**Excerpted records**

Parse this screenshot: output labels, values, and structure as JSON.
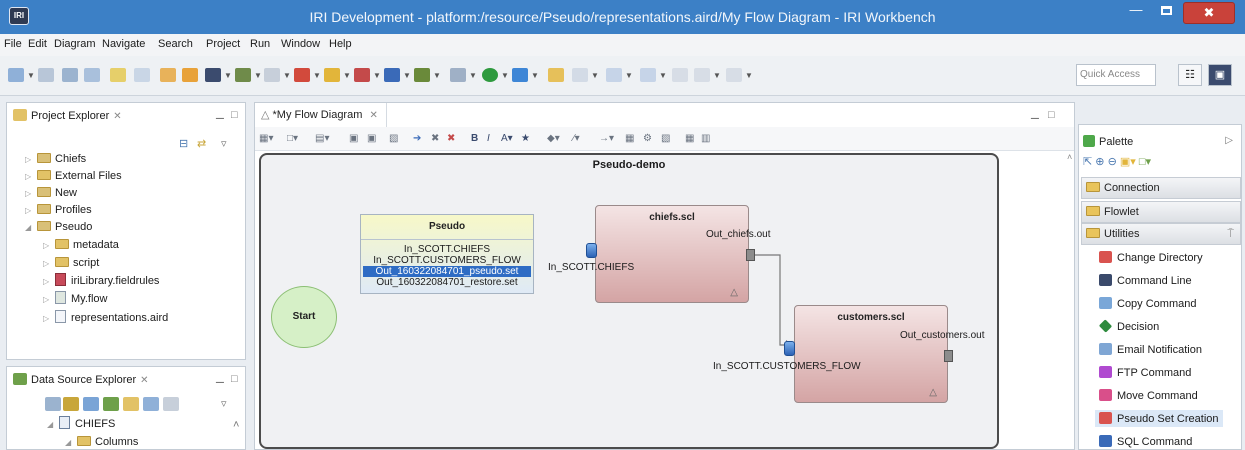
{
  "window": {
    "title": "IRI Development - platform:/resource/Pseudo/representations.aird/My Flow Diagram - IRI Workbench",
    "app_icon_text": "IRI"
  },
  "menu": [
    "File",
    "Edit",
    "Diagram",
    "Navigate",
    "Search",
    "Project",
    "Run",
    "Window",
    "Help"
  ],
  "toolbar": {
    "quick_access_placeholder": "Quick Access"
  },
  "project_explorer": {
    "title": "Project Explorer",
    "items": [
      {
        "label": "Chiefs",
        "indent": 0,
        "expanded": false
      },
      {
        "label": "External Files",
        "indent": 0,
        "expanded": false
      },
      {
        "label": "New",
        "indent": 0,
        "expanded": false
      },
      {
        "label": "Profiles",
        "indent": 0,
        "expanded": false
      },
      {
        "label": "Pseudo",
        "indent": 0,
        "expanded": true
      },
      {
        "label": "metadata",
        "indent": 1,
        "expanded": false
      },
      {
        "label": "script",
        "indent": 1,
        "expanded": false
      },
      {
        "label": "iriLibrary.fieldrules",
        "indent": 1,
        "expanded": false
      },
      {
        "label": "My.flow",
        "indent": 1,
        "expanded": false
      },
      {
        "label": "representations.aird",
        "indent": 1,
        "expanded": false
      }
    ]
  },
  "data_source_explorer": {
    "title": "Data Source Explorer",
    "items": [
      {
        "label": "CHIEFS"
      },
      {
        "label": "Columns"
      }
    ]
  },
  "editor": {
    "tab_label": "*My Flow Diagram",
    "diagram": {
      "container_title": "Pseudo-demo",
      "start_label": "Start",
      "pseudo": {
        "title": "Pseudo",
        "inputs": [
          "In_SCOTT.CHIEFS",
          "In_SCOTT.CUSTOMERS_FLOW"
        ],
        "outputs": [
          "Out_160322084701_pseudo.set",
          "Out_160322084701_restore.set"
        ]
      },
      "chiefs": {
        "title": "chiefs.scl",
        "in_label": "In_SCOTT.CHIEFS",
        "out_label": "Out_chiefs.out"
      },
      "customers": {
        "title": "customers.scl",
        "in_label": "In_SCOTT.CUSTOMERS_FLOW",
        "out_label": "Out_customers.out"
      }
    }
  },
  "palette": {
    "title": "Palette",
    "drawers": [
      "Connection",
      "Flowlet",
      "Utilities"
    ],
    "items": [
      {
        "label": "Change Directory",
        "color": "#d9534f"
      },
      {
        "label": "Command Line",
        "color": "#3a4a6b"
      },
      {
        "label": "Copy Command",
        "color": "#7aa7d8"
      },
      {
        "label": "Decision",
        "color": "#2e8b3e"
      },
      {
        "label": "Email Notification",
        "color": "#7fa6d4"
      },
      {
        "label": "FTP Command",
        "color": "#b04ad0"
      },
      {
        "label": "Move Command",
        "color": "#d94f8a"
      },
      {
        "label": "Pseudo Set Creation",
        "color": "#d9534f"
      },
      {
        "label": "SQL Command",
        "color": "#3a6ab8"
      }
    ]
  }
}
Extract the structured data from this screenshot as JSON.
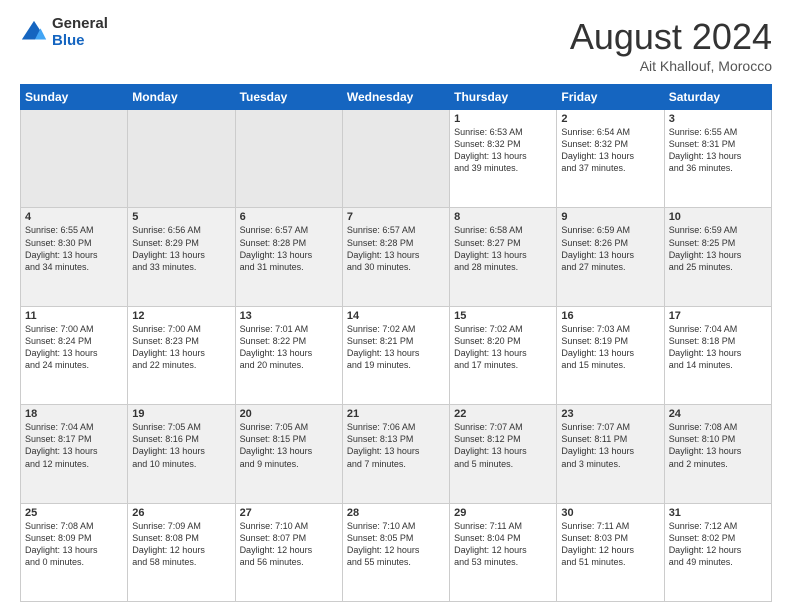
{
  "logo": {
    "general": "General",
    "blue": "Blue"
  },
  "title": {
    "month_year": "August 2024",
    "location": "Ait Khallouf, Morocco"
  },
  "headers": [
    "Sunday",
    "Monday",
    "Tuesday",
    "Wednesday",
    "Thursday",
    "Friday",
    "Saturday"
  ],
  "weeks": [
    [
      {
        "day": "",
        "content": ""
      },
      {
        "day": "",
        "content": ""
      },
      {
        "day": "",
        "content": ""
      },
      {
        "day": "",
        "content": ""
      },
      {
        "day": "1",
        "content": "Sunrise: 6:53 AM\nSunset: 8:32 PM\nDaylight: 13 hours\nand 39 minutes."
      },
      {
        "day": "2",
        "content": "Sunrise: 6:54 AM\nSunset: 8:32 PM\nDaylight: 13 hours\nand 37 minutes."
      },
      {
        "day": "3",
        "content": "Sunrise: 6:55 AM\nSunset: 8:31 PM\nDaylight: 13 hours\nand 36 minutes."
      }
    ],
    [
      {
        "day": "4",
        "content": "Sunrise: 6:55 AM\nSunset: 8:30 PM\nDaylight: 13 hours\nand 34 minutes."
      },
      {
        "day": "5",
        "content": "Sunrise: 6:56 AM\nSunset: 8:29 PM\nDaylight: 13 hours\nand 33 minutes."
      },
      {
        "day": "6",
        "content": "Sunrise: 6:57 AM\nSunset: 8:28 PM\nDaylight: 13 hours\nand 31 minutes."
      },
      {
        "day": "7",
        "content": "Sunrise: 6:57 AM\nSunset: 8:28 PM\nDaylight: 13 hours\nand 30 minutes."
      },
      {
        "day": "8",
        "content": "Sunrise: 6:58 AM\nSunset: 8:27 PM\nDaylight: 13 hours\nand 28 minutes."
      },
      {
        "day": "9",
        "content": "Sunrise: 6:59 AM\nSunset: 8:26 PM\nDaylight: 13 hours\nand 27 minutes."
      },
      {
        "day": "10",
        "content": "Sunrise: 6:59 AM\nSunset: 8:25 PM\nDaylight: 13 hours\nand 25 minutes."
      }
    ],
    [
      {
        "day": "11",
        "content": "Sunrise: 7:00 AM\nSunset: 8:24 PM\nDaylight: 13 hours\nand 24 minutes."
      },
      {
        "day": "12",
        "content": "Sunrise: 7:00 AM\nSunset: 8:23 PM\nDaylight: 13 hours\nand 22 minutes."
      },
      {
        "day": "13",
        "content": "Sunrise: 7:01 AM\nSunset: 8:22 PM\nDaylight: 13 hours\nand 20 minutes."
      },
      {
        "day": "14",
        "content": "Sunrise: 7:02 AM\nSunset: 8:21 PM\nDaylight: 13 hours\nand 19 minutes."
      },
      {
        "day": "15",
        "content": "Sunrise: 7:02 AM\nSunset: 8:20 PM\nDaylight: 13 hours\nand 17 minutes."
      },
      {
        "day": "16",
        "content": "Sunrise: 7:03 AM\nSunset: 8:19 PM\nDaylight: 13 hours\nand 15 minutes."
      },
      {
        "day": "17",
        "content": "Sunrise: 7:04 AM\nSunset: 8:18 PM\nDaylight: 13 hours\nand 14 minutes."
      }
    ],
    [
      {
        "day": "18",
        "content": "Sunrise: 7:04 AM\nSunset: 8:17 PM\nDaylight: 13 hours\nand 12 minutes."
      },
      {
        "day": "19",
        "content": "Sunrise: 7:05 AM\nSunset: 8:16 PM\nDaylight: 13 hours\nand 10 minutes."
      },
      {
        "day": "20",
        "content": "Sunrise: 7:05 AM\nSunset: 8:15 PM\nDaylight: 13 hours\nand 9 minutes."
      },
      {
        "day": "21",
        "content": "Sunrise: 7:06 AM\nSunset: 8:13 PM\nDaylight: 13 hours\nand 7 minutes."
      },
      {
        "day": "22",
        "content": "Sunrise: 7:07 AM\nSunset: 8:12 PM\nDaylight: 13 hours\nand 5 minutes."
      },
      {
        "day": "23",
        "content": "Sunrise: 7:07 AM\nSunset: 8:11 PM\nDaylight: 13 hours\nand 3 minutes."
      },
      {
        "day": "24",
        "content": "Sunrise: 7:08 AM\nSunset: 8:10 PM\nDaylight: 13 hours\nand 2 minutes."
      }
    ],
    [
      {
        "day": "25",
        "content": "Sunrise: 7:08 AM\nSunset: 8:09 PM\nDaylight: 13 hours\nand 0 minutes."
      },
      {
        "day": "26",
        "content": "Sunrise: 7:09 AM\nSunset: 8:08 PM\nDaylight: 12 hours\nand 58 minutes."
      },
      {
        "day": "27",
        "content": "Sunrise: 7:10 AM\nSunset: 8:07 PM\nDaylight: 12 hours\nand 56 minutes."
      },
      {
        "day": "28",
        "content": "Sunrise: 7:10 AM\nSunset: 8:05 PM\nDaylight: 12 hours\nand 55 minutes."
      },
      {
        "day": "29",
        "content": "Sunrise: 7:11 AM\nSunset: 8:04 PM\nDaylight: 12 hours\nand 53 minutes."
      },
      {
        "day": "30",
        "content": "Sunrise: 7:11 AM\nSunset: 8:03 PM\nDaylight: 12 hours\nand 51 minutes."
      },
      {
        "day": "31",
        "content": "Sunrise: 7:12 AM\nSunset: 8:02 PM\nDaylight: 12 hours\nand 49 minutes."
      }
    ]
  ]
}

**Exercise goal**
Copy each line from the data above that includes "aird".

**Result of the exercise**
    "title": "IRI Development - platform:/resource/Pseudo/representations.aird/My Flow Diagram - IRI Workbench",
        "label": "representations.aird",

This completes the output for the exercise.